• **Task details**:
Count how many lines of the material hold "karty". Respond with that number alone.

------------------------------------------------------------------------

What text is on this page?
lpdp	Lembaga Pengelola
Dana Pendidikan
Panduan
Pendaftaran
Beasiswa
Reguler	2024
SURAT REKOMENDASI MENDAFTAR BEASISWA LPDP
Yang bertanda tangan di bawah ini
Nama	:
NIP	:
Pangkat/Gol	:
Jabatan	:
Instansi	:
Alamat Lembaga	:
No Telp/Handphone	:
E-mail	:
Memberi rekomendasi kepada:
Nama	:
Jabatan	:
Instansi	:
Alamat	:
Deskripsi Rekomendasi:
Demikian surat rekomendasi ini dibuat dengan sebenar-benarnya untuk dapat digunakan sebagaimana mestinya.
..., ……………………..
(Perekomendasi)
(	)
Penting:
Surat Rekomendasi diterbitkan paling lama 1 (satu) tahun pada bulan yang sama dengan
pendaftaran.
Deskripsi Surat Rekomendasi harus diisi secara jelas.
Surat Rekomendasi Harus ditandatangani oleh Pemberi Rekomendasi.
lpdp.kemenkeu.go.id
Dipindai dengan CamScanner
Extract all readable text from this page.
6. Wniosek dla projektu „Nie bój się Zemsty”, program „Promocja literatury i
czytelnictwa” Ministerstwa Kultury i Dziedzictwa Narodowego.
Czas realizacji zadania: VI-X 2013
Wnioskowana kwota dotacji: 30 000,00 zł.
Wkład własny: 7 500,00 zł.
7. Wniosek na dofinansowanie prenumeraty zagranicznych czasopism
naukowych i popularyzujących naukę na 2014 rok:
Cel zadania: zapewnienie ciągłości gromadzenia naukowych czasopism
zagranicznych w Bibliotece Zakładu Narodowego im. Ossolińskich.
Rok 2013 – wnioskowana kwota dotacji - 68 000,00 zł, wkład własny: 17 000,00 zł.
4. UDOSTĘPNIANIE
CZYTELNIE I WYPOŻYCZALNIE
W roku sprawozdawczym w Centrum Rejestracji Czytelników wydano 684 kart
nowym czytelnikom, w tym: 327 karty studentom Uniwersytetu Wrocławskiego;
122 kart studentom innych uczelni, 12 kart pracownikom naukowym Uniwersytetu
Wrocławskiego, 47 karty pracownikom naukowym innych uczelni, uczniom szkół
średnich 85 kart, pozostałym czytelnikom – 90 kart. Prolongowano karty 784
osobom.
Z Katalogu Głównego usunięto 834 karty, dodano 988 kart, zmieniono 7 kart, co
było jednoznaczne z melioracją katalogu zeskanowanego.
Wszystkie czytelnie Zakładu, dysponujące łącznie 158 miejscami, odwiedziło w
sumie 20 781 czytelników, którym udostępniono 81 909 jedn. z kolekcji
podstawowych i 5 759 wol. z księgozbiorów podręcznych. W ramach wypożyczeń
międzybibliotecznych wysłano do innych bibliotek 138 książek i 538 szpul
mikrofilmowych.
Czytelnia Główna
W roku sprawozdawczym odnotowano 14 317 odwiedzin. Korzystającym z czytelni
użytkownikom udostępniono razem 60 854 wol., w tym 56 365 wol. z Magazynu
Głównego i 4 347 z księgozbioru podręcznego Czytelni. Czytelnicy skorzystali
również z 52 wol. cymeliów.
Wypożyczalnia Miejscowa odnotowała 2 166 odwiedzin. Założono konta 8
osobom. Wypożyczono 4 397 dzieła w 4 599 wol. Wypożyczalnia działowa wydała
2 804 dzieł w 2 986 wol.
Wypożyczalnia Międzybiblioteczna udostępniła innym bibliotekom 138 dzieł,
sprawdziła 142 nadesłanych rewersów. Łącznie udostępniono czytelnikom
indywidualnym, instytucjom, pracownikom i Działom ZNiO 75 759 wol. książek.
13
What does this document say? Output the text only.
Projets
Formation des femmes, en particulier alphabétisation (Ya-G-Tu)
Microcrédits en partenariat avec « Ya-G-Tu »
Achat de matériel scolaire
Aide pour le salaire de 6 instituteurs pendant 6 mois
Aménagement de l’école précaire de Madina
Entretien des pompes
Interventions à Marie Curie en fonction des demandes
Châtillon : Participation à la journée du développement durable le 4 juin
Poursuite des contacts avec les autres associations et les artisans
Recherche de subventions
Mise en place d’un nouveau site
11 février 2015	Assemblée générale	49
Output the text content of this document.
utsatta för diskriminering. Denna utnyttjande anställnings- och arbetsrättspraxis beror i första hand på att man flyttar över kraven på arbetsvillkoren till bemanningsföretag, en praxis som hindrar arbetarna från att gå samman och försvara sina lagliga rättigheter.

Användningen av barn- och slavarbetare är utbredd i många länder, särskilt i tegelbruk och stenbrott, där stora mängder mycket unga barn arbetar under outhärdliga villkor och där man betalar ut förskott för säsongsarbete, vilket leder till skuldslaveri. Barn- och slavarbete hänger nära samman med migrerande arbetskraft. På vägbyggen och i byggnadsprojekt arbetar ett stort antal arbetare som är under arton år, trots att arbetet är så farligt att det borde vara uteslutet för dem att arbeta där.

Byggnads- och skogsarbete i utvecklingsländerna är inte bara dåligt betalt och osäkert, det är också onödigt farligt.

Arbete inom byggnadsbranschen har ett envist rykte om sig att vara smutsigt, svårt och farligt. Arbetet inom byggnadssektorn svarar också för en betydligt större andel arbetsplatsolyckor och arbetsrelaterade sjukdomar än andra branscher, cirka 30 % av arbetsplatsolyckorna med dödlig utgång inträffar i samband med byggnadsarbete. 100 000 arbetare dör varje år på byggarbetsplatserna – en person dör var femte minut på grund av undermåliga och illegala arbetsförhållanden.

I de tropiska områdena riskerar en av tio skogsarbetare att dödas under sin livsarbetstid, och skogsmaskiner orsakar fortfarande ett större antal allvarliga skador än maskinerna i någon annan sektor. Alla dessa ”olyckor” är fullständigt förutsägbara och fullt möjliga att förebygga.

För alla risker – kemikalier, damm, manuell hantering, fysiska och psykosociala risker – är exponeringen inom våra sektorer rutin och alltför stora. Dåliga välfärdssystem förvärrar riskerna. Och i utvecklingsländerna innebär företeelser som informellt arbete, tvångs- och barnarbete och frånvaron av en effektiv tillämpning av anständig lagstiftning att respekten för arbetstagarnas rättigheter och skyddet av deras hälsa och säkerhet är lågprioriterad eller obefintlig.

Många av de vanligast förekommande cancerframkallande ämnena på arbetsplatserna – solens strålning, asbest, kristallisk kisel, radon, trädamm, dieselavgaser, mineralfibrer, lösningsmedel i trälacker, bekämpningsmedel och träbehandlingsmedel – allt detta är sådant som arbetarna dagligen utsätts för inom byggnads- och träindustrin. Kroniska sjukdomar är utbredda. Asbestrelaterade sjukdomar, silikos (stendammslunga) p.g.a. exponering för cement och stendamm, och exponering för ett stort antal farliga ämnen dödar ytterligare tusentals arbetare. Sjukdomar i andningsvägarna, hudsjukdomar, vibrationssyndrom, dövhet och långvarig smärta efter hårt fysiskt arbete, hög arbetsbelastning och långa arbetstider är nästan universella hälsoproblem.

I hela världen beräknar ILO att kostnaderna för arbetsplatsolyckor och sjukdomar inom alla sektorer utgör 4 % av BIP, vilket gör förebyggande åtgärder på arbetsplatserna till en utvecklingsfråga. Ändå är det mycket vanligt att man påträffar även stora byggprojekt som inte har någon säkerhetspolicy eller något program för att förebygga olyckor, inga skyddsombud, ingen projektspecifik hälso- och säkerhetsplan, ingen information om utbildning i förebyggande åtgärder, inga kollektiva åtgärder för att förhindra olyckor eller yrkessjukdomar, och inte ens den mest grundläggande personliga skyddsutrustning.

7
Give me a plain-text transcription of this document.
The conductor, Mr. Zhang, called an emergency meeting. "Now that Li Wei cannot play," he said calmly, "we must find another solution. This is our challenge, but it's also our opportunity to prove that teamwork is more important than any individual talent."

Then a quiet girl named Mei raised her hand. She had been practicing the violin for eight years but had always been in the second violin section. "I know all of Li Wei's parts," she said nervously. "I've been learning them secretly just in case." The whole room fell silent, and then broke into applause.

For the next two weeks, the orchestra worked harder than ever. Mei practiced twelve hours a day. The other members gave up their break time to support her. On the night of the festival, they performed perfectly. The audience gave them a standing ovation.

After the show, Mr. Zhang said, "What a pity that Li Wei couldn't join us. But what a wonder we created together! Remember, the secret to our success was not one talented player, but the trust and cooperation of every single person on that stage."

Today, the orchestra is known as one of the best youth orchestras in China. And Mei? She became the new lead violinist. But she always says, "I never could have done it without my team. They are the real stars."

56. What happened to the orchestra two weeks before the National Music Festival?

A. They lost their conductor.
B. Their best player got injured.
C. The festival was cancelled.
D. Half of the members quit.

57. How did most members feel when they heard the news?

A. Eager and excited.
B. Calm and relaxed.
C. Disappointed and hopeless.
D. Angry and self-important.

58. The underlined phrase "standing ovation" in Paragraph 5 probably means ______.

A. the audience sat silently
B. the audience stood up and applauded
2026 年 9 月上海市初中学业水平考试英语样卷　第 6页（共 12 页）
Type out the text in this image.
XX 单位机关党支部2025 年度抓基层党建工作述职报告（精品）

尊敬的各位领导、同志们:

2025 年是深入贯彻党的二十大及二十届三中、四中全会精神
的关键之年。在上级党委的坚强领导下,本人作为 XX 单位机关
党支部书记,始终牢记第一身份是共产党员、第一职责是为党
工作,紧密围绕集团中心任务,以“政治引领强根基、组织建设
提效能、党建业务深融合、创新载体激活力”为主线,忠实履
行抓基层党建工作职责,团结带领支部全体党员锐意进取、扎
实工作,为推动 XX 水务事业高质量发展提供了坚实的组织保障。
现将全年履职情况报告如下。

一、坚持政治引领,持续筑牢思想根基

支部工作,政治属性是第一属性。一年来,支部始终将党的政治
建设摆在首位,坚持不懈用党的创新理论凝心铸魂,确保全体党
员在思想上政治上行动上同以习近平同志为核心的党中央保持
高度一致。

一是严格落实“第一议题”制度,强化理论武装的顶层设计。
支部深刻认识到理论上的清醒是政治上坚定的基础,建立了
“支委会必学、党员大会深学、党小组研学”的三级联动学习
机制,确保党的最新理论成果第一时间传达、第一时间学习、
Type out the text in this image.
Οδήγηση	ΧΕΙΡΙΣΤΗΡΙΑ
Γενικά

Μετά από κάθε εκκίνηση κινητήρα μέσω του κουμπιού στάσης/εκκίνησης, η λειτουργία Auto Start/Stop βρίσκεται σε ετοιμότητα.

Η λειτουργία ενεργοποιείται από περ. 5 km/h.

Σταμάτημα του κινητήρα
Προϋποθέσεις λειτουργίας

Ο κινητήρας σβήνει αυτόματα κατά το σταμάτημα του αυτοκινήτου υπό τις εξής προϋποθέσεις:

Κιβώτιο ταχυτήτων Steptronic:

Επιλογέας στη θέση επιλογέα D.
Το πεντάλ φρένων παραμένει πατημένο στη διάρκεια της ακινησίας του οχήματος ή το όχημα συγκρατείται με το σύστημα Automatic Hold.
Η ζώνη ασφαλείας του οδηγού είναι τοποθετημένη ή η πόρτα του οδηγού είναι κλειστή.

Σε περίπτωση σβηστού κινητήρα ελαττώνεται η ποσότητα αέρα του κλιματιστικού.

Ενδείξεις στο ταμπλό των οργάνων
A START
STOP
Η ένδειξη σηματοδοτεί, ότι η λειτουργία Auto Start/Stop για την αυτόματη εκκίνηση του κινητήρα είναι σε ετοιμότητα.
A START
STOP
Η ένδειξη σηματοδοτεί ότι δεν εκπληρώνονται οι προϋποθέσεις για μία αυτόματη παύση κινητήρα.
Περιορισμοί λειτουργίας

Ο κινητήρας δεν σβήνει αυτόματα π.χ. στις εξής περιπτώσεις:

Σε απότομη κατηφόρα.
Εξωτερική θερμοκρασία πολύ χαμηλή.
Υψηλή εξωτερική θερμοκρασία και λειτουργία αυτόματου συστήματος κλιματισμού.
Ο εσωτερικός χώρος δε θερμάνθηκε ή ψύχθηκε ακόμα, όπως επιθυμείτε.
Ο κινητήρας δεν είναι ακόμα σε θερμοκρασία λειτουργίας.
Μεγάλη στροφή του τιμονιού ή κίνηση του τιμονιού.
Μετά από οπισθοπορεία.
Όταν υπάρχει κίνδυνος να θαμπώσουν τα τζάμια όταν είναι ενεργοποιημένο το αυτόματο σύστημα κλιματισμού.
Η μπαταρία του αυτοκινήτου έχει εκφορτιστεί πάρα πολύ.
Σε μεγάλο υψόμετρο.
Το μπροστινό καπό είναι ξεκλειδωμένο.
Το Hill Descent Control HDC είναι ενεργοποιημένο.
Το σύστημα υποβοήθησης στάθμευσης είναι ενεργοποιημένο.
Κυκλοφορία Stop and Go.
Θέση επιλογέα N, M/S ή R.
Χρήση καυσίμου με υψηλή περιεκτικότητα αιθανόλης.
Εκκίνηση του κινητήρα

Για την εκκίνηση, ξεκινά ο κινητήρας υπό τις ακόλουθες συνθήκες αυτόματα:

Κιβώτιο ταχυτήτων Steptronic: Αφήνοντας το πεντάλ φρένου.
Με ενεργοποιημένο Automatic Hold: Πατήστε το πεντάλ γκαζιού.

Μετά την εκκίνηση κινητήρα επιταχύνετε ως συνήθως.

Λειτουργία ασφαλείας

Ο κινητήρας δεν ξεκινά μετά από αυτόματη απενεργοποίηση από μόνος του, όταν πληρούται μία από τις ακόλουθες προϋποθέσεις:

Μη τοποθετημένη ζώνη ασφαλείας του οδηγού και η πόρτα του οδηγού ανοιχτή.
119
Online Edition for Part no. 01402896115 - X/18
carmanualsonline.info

------------------------------------------------------------------------

• **Expected answer**:
4